» **TO DO**
Rewrite the lines below as a JSON list of strings, with one string for each line and blank lines omitted.
•••
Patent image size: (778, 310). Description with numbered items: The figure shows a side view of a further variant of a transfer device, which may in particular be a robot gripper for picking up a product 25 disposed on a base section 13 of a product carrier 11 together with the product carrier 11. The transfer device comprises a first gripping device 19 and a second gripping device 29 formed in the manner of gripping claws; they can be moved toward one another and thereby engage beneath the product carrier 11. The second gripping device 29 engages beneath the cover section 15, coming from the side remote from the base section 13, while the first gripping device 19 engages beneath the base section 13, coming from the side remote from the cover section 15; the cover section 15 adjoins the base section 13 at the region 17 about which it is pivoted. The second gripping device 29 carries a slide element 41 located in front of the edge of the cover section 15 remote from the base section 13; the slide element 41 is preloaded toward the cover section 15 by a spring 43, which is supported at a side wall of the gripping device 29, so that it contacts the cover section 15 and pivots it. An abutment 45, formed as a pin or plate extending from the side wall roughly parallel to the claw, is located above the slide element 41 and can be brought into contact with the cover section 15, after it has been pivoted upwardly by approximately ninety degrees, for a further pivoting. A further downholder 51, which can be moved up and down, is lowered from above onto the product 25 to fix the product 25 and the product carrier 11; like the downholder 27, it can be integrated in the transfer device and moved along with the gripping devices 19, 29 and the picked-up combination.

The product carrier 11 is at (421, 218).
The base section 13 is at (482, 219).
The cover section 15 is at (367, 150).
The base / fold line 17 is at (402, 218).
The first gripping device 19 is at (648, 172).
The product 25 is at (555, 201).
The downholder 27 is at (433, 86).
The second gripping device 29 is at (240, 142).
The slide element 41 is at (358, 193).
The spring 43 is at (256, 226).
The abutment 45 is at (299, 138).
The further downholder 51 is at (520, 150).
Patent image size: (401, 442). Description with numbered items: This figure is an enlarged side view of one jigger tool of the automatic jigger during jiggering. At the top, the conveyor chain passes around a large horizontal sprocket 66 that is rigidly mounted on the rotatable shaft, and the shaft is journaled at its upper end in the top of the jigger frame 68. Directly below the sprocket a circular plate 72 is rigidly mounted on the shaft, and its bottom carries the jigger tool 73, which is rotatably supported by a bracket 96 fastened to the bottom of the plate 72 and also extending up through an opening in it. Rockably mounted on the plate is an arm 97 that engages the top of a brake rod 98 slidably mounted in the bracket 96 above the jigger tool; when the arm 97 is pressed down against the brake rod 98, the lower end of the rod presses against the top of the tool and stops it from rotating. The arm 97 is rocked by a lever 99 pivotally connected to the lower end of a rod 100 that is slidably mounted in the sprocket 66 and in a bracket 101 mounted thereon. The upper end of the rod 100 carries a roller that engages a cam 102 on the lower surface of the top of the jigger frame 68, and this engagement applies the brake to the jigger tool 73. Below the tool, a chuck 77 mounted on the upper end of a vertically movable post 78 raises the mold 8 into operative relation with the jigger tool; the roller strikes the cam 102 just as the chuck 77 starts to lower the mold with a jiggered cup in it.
•••
» **THE SOLUTION**
[
  "Patent image size: (778, 310). Description with numbered items: The figure shows a side view of a further variant of a transfer device, which may in particular be a robot gripper for picking up a product 25 disposed on a base section 13 of a product carrier 11 together with the product carrier 11. The transfer device comprises a first gripping device 19 and a second gripping device 29 formed in the manner of gripping claws; they can be moved toward one another and thereby engage beneath the product carrier 11. The second gripping device 29 engages beneath the cover section 15, coming from the side remote from the base section 13, while the first gripping device 19 engages beneath the base section 13, coming from the side remote from the cover section 15; the cover section 15 adjoins the base section 13 at the region 17 about which it is pivoted. The second gripping device 29 carries a slide element 41 located in front of the edge of the cover section 15 remote from the base section 13; the slide element 41 is preloaded toward the cover section 15 by a spring 43, which is supported at a side wall of the gripping device 29, so that it contacts the cover section 15 and pivots it. An abutment 45, formed as a pin or plate extending from the side wall roughly parallel to the claw, is located above the slide element 41 and can be brought into contact with the cover section 15, after it has been pivoted upwardly by approximately ninety degrees, for a further pivoting. A further downholder 51, which can be moved up and down, is lowered from above onto the product 25 to fix the product 25 and the product carrier 11; like the downholder 27, it can be integrated in the transfer device and moved along with the gripping devices 19, 29 and the picked-up combination.",
  "The product carrier 11 is at (421, 218).",
  "The base section 13 is at (482, 219).",
  "The cover section 15 is at (367, 150).",
  "The base / fold line 17 is at (402, 218).",
  "The first gripping device 19 is at (648, 172).",
  "The product 25 is at (555, 201).",
  "The downholder 27 is at (433, 86).",
  "The second gripping device 29 is at (240, 142).",
  "The slide element 41 is at (358, 193).",
  "The spring 43 is at (256, 226).",
  "The abutment 45 is at (299, 138).",
  "The further downholder 51 is at (520, 150).",
  "Patent image size: (401, 442). Description with numbered items: This figure is an enlarged side view of one jigger tool of the automatic jigger during jiggering. At the top, the conveyor chain passes around a large horizontal sprocket 66 that is rigidly mounted on the rotatable shaft, and the shaft is journaled at its upper end in the top of the jigger frame 68. Directly below the sprocket a circular plate 72 is rigidly mounted on the shaft, and its bottom carries the jigger tool 73, which is rotatably supported by a bracket 96 fastened to the bottom of the plate 72 and also extending up through an opening in it. Rockably mounted on the plate is an arm 97 that engages the top of a brake rod 98 slidably mounted in the bracket 96 above the jigger tool; when the arm 97 is pressed down against the brake rod 98, the lower end of the rod presses against the top of the tool and stops it from rotating. The arm 97 is rocked by a lever 99 pivotally connected to the lower end of a rod 100 that is slidably mounted in the sprocket 66 and in a bracket 101 mounted thereon. The upper end of the rod 100 carries a roller that engages a cam 102 on the lower surface of the top of the jigger frame 68, and this engagement applies the brake to the jigger tool 73. Below the tool, a chuck 77 mounted on the upper end of a vertically movable post 78 raises the mold 8 into operative relation with the jigger tool; the roller strikes the cam 102 just as the chuck 77 starts to lower the mold with a jiggered cup in it."
]